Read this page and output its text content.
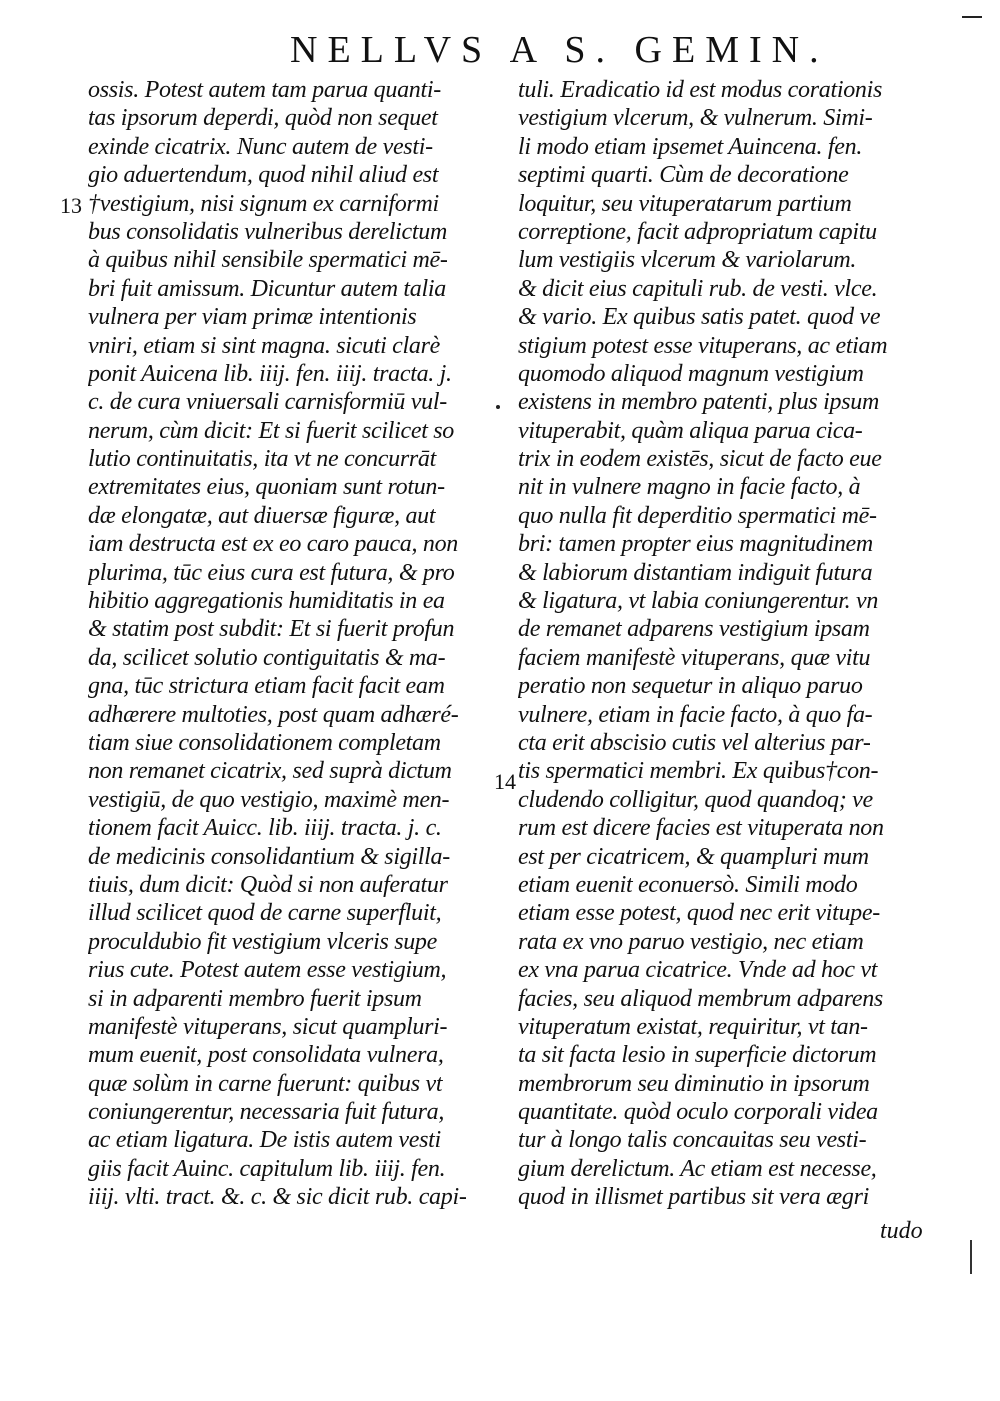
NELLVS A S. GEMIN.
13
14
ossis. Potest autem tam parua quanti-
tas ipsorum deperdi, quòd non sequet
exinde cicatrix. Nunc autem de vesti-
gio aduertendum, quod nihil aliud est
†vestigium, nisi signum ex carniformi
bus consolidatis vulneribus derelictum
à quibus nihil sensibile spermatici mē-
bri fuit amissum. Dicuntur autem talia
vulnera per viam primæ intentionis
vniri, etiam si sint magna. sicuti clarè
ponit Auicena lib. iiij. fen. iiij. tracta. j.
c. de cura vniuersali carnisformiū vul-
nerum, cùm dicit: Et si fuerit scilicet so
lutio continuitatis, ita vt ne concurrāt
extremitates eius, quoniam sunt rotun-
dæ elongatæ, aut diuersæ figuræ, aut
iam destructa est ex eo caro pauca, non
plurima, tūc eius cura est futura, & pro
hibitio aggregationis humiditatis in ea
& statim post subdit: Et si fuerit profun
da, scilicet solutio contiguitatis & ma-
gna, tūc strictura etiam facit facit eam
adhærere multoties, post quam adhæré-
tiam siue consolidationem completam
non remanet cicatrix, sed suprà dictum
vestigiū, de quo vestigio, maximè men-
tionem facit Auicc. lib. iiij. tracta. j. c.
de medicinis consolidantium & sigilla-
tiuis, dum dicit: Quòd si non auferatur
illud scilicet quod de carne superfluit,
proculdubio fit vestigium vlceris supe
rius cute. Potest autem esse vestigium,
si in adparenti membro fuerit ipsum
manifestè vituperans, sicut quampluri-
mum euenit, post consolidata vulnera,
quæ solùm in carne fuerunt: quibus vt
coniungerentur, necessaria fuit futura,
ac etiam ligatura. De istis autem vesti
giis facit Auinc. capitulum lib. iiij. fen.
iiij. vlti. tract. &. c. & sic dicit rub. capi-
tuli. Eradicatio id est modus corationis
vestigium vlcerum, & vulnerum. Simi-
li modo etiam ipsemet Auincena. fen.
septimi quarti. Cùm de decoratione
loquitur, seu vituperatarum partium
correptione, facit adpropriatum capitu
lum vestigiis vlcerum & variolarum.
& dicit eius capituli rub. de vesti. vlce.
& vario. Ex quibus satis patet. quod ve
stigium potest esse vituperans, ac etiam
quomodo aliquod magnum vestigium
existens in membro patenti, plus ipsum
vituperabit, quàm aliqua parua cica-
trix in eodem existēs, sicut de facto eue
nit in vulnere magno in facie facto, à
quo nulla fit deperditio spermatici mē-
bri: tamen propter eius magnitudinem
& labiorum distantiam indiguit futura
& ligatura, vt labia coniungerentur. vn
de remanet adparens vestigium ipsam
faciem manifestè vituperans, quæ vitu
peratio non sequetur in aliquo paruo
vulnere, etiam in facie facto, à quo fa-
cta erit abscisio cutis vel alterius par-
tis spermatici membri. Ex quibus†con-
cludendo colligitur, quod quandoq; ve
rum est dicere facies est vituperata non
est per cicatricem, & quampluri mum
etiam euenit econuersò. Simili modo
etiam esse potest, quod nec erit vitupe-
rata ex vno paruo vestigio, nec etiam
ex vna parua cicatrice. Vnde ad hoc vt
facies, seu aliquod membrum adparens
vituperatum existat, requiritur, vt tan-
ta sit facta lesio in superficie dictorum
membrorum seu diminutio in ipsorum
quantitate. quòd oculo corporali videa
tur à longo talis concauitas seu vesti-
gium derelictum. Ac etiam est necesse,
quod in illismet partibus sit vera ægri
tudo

--

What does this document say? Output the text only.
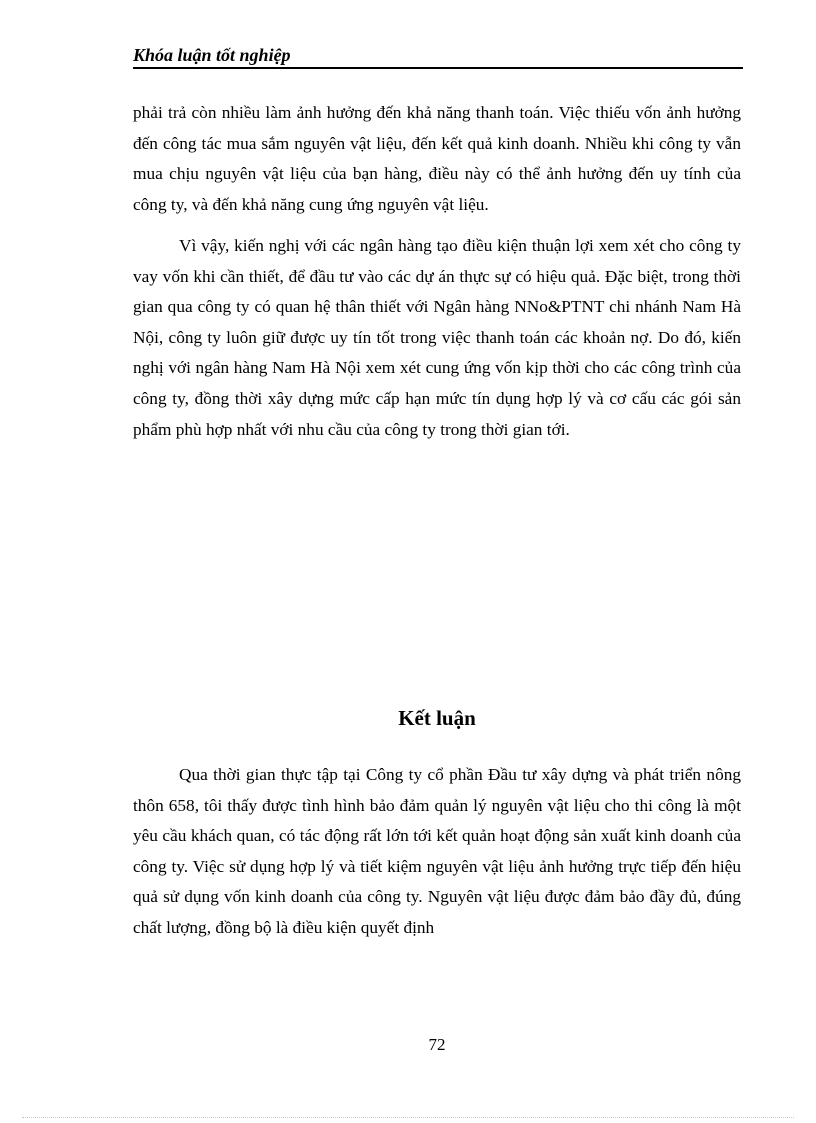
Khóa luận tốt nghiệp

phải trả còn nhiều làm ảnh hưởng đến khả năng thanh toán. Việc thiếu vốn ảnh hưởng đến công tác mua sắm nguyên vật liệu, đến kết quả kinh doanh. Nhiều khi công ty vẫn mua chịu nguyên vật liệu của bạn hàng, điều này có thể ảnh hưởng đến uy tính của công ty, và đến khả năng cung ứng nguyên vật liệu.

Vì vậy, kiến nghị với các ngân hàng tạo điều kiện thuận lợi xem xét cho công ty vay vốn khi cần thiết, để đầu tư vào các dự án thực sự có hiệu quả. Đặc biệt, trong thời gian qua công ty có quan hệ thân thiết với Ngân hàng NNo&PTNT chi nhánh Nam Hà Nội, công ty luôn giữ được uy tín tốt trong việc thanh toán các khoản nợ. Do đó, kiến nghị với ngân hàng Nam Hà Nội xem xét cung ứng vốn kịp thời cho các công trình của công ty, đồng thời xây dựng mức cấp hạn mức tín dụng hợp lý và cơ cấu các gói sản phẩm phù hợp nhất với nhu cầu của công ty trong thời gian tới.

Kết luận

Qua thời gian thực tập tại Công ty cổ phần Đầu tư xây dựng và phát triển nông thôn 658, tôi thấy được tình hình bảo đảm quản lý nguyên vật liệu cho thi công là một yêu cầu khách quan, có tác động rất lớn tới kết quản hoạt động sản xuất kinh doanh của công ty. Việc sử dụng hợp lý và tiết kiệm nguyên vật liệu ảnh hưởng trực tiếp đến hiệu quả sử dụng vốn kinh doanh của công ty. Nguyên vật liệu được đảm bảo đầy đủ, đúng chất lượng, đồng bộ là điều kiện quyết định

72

> _Stated problem_
For each line of the entries that includes "futura", show that line.

> _Final result_
plurima, tūc eius cura est futura, & pro
coniungerentur, necessaria fuit futura,
& labiorum distantiam indiguit futura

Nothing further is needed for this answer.